■ **Entries supplied**:

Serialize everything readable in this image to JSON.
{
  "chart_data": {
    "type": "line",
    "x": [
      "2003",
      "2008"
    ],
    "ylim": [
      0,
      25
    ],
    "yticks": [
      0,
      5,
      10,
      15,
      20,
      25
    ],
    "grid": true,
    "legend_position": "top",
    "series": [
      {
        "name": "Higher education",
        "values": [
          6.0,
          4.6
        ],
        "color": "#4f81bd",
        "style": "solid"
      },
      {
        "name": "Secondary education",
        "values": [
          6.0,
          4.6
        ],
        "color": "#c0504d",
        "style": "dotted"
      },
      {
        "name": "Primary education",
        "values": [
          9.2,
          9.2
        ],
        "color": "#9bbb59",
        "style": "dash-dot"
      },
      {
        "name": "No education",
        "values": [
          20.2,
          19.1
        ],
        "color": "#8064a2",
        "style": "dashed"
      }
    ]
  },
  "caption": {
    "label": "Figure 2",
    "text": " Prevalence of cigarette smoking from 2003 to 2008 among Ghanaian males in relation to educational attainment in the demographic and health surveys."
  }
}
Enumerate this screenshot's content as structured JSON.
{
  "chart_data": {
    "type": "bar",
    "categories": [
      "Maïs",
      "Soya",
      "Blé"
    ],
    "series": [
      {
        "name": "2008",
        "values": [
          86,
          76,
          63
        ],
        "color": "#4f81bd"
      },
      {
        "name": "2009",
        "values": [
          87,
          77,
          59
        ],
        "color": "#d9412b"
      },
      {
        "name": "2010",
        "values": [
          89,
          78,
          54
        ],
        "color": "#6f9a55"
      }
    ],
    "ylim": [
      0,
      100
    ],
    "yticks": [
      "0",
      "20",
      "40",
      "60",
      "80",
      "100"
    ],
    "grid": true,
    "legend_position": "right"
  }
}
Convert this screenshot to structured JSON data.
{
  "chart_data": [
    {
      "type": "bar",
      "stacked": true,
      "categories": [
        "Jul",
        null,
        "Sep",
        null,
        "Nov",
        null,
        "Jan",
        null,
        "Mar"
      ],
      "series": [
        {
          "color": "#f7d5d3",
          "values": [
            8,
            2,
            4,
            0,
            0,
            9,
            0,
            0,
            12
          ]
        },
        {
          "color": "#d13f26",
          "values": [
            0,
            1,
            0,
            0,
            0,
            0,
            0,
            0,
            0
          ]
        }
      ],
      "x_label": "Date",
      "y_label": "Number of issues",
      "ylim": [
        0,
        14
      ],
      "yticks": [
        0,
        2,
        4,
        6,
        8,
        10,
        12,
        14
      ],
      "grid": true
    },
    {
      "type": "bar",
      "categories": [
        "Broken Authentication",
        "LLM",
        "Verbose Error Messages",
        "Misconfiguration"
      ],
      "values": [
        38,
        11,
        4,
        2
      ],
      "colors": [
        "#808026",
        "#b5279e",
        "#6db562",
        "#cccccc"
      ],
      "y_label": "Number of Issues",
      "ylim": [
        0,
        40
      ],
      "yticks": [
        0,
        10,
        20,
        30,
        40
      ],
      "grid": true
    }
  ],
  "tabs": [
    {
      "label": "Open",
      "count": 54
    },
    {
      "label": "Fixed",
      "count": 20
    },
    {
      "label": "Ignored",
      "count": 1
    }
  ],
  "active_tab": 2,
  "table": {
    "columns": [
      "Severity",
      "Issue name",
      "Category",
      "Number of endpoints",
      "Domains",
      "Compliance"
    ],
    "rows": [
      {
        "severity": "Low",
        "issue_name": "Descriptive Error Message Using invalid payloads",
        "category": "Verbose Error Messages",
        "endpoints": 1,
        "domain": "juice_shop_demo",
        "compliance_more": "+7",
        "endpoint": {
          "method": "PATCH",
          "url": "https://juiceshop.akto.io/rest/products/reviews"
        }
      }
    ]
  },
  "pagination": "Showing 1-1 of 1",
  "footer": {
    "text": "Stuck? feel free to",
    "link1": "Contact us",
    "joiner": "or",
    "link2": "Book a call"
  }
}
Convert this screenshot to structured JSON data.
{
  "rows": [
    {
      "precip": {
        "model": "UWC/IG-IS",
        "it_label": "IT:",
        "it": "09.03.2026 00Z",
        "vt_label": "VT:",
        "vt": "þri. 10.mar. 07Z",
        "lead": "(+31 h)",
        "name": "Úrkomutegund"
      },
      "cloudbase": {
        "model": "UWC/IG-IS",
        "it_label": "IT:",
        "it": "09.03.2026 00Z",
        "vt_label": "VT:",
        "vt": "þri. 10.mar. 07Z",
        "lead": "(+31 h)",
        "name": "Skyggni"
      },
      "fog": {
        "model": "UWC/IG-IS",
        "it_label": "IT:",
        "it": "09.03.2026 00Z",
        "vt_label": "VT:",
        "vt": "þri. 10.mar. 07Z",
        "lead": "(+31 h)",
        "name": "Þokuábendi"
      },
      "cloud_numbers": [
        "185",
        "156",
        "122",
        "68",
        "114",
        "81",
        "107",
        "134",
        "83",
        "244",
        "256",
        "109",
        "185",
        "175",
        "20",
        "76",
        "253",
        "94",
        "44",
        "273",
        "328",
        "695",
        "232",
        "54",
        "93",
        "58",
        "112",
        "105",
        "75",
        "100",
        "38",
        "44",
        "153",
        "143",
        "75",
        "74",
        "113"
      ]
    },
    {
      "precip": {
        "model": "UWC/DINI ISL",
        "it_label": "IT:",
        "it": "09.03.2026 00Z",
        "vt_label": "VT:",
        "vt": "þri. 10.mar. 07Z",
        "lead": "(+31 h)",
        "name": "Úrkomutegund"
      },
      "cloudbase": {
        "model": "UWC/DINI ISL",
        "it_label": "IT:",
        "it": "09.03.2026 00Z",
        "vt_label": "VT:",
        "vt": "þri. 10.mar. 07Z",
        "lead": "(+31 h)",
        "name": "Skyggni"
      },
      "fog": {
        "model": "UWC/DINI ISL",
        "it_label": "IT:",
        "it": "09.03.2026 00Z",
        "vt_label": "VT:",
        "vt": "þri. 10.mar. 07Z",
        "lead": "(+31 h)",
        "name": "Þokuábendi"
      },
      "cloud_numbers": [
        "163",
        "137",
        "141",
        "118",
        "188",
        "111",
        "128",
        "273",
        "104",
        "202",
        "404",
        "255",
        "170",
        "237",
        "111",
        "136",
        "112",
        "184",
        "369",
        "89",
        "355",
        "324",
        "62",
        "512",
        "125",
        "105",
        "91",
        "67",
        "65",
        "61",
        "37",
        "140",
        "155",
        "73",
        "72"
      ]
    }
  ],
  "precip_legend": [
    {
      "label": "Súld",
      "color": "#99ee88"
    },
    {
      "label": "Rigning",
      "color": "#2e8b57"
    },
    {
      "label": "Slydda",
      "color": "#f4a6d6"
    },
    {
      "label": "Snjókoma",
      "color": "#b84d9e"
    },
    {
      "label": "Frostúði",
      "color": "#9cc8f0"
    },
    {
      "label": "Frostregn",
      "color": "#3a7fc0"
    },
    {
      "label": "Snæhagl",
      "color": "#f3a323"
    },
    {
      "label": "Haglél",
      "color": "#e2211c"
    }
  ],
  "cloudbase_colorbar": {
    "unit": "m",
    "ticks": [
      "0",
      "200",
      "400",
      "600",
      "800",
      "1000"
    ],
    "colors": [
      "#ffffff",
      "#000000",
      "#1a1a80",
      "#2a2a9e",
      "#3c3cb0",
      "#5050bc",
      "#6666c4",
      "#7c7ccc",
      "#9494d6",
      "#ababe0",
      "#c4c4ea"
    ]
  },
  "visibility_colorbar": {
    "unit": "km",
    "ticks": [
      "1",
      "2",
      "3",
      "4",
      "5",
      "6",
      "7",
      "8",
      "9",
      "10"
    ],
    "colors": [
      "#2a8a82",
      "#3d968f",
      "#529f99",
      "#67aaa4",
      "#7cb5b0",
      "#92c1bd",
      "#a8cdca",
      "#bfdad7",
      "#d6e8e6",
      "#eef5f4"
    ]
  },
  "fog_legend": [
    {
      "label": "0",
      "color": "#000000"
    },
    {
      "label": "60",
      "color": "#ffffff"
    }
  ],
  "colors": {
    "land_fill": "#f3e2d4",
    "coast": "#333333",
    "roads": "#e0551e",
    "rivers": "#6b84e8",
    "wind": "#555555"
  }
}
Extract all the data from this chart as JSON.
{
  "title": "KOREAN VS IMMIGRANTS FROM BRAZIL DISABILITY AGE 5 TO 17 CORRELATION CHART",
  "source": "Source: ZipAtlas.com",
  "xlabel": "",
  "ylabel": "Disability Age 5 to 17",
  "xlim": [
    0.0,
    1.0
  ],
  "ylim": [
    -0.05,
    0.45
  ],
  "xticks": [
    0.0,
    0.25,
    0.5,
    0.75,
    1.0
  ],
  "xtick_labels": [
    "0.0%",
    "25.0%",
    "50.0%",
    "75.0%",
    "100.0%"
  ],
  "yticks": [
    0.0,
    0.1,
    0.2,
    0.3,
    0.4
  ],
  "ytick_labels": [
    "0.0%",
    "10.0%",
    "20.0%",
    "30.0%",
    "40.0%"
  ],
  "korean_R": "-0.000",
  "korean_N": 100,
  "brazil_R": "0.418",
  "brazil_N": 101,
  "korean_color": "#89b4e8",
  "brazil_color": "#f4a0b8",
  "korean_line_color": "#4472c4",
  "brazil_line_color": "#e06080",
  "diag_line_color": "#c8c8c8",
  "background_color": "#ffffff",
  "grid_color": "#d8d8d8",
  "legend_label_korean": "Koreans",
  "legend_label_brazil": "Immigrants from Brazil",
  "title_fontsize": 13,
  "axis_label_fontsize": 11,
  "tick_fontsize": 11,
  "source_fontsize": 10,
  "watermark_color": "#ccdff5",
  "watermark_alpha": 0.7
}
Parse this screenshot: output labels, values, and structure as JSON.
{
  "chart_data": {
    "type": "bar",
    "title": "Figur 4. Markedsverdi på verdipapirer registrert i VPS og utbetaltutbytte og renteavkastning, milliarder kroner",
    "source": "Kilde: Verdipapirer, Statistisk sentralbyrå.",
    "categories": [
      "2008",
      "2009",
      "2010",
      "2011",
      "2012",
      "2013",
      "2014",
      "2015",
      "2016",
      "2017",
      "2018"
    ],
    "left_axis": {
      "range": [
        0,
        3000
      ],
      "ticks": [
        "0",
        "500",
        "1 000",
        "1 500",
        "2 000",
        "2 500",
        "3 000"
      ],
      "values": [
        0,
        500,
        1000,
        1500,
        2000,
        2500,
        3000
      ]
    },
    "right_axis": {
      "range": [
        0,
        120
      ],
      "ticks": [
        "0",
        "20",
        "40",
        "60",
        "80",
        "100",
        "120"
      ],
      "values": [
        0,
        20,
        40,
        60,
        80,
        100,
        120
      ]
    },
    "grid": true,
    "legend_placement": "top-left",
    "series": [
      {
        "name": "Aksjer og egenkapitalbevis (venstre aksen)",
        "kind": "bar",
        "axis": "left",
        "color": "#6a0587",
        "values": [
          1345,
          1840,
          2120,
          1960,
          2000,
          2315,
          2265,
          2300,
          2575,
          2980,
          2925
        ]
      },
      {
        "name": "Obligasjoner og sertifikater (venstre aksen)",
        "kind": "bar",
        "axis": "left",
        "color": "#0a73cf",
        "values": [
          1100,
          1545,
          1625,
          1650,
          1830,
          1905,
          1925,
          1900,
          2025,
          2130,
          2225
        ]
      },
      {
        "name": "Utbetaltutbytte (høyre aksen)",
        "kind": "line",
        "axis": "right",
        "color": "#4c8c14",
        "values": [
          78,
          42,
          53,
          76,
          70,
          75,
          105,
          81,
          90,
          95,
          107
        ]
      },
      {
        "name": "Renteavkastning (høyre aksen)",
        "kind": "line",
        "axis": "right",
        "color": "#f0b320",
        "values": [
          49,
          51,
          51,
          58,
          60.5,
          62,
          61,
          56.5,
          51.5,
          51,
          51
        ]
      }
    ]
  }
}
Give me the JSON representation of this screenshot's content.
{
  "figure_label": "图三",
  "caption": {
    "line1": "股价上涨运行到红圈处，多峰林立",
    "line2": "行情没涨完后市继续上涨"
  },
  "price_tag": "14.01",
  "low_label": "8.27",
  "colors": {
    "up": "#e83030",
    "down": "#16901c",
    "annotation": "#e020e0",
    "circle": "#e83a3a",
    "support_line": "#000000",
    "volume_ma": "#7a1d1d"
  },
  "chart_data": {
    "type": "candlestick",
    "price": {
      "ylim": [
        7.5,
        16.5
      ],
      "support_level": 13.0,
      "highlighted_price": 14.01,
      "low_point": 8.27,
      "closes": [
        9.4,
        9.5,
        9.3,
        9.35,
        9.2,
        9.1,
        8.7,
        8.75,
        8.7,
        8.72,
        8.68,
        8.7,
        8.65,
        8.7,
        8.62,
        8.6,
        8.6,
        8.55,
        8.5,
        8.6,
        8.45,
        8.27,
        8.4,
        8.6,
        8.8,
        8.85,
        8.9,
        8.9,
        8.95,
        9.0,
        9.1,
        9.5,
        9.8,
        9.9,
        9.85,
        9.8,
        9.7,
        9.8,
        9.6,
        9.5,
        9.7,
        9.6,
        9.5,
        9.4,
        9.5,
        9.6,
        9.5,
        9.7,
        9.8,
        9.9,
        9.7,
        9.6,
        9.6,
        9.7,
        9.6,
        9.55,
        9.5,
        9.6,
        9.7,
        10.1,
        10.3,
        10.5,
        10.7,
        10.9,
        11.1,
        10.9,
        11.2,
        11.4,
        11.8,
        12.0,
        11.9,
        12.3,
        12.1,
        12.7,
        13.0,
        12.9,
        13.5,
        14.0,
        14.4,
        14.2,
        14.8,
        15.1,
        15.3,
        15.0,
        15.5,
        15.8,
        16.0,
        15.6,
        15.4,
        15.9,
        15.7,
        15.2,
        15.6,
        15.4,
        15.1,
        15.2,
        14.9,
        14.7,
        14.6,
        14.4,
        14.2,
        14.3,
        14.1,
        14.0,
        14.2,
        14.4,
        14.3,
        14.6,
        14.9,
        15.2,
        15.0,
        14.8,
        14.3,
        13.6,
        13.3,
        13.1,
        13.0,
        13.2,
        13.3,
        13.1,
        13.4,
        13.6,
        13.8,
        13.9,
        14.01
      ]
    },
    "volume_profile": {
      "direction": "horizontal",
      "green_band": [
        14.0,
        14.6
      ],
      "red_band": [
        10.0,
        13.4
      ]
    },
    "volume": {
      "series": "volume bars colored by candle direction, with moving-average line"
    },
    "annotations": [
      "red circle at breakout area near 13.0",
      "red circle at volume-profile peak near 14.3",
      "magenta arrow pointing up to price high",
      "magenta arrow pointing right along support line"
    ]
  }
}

■ **Problem statement**: From the data, pick out every line that includes "this".

■ **Written reply**:
Serialize everything readable in this image to JSON.
Enumerate this screenshot's content as structured JSON.
Convert this screenshot to structured JSON data.
Convert this screenshot to structured JSON data.
Extract all the data from this chart as JSON.
Parse this screenshot: output labels, values, and structure as JSON.
Give me the JSON representation of this screenshot's content.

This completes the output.